### PAGE EXCERPT

German flying ace (1896–1918)

Hans Kirschstein (5 August 1896 – 16 July 1918), winner of the Pour le Merite, Royal House Order of Hohenzollern, and the Iron Cross, 1st and 2nd class, was a German lieutenant and World War I flying ace credited with 27 aerial victories.

==Early life==

Hans Kirschstein was born 5 August 1896 in Koblenz, in the Prussian Rhine Province of Germany. His father headed the provincial government. Hans first attended school in Gummersbach, from 1907 in Gross-Lichterfelde near Berlin. In August 1914 he joined the German Army as a combat engineer in the Prussian 3rd Pioneer Battalion von Rauch (1st Brandeburgian) in Spandau. He served in France and Galicia; in the latter assignment, he contracted malaria in 1915. He was invalided home to recuperate, returning to duty in December 1915.

==Aerial service as bomber pilot==

In February 1916, he applied for transfer to aviation duty. His transfer was granted and he took pilot's training at Schliessheim in May 1916. Upon graduation, he flew bombing raids for Flieger-Abteilung (Flier Detachment) 19. Some of these raids were among the earliest examples of air attacks upon tanks. One was on Dover, England. Kirschstein won an Iron Cross Second Class for his service. In 1917, he continued his service as a two-seater pilot, moving on to Flieger-Abteilung (Flier Detachment) 256, and from there to Flieger-Abteilung (Flier Detachment) 3.

==Duty as fighter pilot==

He applied for transfer to fighter duty in early 1918. He received fighter training and was assigned to a Prussian fighter squadron, Jagdstaffel 6 on 13 March 1918. He would become this squadron's leading ace.

He scored his first victory on 18 March, flying a Fokker Dr.I in one of the great aerial battles of the war, in which the entirety of Manfred von Richthofen's fighter wing was committed to battle en masse. Kirschstein began by shooting down a Sopwith Camel. He scored twice more in March, on the 27th. First of them was Armstrong Whitworth F.K.8, piloted by Alan McLeod and his observer Arthur Hammond, McLeod was during action wounded six times and received Victoria Cross, Hammond was three times, lost his leg and received bar to his Military Cross. He continued to score regularly; on 15 May, he shot down a Sopwith Camel and two Bristol F.2bs for his ninth, tenth, and eleventh triumphs. By the end of May, he was a triple ace, with 15 victories.

######
### SUPPLIED DATA

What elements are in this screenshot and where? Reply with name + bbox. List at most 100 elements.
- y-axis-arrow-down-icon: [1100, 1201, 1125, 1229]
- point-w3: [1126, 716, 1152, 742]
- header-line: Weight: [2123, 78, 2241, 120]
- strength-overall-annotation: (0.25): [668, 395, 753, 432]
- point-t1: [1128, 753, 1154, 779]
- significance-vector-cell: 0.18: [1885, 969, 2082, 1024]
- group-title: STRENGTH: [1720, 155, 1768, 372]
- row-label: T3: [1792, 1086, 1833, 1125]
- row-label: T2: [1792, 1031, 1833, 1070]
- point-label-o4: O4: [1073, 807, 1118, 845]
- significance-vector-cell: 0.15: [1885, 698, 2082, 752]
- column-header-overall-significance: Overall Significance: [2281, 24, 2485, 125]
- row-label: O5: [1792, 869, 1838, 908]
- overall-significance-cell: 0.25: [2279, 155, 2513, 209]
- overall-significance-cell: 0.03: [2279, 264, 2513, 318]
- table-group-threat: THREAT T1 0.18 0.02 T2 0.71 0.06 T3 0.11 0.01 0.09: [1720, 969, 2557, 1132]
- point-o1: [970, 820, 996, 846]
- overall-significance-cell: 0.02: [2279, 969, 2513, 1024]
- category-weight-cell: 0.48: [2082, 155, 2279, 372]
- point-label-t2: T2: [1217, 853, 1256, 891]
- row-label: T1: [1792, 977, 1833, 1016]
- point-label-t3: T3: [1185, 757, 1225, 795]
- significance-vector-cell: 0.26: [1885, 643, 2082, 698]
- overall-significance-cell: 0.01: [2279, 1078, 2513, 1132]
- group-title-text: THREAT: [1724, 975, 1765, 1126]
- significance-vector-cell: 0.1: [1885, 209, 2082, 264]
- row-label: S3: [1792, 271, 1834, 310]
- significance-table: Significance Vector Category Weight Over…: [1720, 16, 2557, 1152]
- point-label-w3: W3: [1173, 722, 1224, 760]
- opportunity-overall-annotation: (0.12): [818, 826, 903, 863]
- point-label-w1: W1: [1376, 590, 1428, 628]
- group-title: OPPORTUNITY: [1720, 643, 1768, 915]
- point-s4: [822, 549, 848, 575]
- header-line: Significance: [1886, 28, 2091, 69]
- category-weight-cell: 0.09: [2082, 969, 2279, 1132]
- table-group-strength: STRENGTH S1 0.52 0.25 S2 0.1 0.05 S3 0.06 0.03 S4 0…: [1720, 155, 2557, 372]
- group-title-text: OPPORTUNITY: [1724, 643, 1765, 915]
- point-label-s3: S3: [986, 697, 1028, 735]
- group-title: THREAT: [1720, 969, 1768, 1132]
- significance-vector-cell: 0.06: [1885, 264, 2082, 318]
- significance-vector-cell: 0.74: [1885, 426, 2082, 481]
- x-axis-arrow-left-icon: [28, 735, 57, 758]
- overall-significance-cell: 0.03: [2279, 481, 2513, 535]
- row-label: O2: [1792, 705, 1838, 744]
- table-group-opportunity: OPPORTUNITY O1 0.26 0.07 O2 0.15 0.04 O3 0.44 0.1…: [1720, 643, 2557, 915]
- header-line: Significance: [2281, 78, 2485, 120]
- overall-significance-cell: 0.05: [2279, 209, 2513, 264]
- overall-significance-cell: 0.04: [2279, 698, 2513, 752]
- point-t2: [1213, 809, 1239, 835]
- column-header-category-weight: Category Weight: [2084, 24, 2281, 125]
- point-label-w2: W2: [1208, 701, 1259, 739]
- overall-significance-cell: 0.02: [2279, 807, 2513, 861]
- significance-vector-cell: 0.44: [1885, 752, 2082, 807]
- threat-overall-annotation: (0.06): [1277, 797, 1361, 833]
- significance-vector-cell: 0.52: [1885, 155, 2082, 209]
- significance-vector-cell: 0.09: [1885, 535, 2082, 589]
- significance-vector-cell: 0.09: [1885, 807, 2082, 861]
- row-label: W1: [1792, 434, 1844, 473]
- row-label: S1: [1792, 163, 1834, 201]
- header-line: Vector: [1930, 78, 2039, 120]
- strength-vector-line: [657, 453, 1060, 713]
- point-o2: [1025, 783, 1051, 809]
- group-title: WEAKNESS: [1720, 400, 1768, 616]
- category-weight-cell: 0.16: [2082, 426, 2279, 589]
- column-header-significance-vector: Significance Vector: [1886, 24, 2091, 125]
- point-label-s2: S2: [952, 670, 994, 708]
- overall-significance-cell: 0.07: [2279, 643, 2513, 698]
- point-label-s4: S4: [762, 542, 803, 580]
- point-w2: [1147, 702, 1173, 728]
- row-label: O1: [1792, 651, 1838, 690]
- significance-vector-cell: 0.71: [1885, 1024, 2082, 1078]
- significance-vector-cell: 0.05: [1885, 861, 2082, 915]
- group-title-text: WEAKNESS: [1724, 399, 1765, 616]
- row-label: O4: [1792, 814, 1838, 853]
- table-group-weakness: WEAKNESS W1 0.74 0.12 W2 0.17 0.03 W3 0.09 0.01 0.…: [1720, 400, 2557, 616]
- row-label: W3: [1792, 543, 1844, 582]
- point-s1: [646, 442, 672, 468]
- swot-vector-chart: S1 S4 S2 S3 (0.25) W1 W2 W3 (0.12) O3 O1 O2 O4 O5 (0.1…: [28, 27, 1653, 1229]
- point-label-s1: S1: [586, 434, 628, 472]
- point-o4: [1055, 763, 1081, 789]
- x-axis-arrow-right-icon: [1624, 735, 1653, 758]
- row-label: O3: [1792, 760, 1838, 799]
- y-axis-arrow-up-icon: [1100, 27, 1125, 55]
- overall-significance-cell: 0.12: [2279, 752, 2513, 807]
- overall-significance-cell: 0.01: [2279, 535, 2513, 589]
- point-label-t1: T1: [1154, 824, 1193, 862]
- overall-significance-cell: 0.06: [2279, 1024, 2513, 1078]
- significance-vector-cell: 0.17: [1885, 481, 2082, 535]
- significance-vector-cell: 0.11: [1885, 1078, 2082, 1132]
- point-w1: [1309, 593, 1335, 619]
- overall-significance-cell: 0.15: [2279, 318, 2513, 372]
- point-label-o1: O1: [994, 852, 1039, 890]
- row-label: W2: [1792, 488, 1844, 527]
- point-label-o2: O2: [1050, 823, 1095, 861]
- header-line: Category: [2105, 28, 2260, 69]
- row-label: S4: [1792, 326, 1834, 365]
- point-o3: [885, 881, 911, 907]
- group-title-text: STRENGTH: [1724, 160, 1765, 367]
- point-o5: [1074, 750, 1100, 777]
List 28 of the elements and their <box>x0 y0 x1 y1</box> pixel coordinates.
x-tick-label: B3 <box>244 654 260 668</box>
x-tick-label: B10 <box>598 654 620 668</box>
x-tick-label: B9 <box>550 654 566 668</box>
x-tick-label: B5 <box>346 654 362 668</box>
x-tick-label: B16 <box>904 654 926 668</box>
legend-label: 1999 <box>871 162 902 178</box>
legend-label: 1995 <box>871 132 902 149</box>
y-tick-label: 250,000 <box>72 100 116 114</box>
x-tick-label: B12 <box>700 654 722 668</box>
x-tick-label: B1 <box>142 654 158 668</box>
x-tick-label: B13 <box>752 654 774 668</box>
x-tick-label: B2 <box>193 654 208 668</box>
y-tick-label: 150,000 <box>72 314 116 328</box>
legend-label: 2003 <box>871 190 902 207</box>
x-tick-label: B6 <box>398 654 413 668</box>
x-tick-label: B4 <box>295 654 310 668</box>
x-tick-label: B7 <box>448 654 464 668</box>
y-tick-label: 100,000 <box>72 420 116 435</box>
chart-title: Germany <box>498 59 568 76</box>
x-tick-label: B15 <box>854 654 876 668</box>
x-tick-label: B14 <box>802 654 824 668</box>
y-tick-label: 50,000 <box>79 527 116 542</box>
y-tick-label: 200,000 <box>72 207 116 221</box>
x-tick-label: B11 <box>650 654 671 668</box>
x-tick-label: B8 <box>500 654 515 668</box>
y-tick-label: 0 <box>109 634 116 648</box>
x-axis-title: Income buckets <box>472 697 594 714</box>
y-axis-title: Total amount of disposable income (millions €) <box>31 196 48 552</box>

######

▸ WHAT YOU WILL DO
a: According to the Hans Kirschstein text, where did he take pilot's training?
b: Go on with the Hans Kirschstein text, starting after its final sentence.

▸ WRITTEN RESPONSES
a: At Schliessheim, in May 1916.

b:
In early June, Jagdstaffel 6 upgraded from Fokker Dr.Is to Fokker D.VIIs. Kirschstein would fly two of the new airplanes, both entirely painted with black and white stripes as an optical illusion to confuse enemy aim. His Fokker Dr.I was handed on to Ernst Udet, who would be Germany's highest scoring ace to survive the war. He would fly them to 12 more victories in June, with his final win being his 27th on 24 June 1918. He would also ascend to command of the squadron on 10 June. He was awarded the Pour le Merite, Germany's highest award for valor in battle, on 24 June 1918.

==Death by flying accident==
On 16 July, Kirschstein flew one of his planes in for maintenance at the repair depot at Fismes. He was accompanied by a new pilot in his Jasta, Leutnant Johannes Markgraf, flying formation in a two-seater Hannover CL. After leaving the Fokker, Kirschstein climbed into the rear seat of the Hannover for the return trip. Markgraf, who was unfamiliar with the Hannover, stalled it out at about 50 meters altitude on takeoff. The crash killed both men.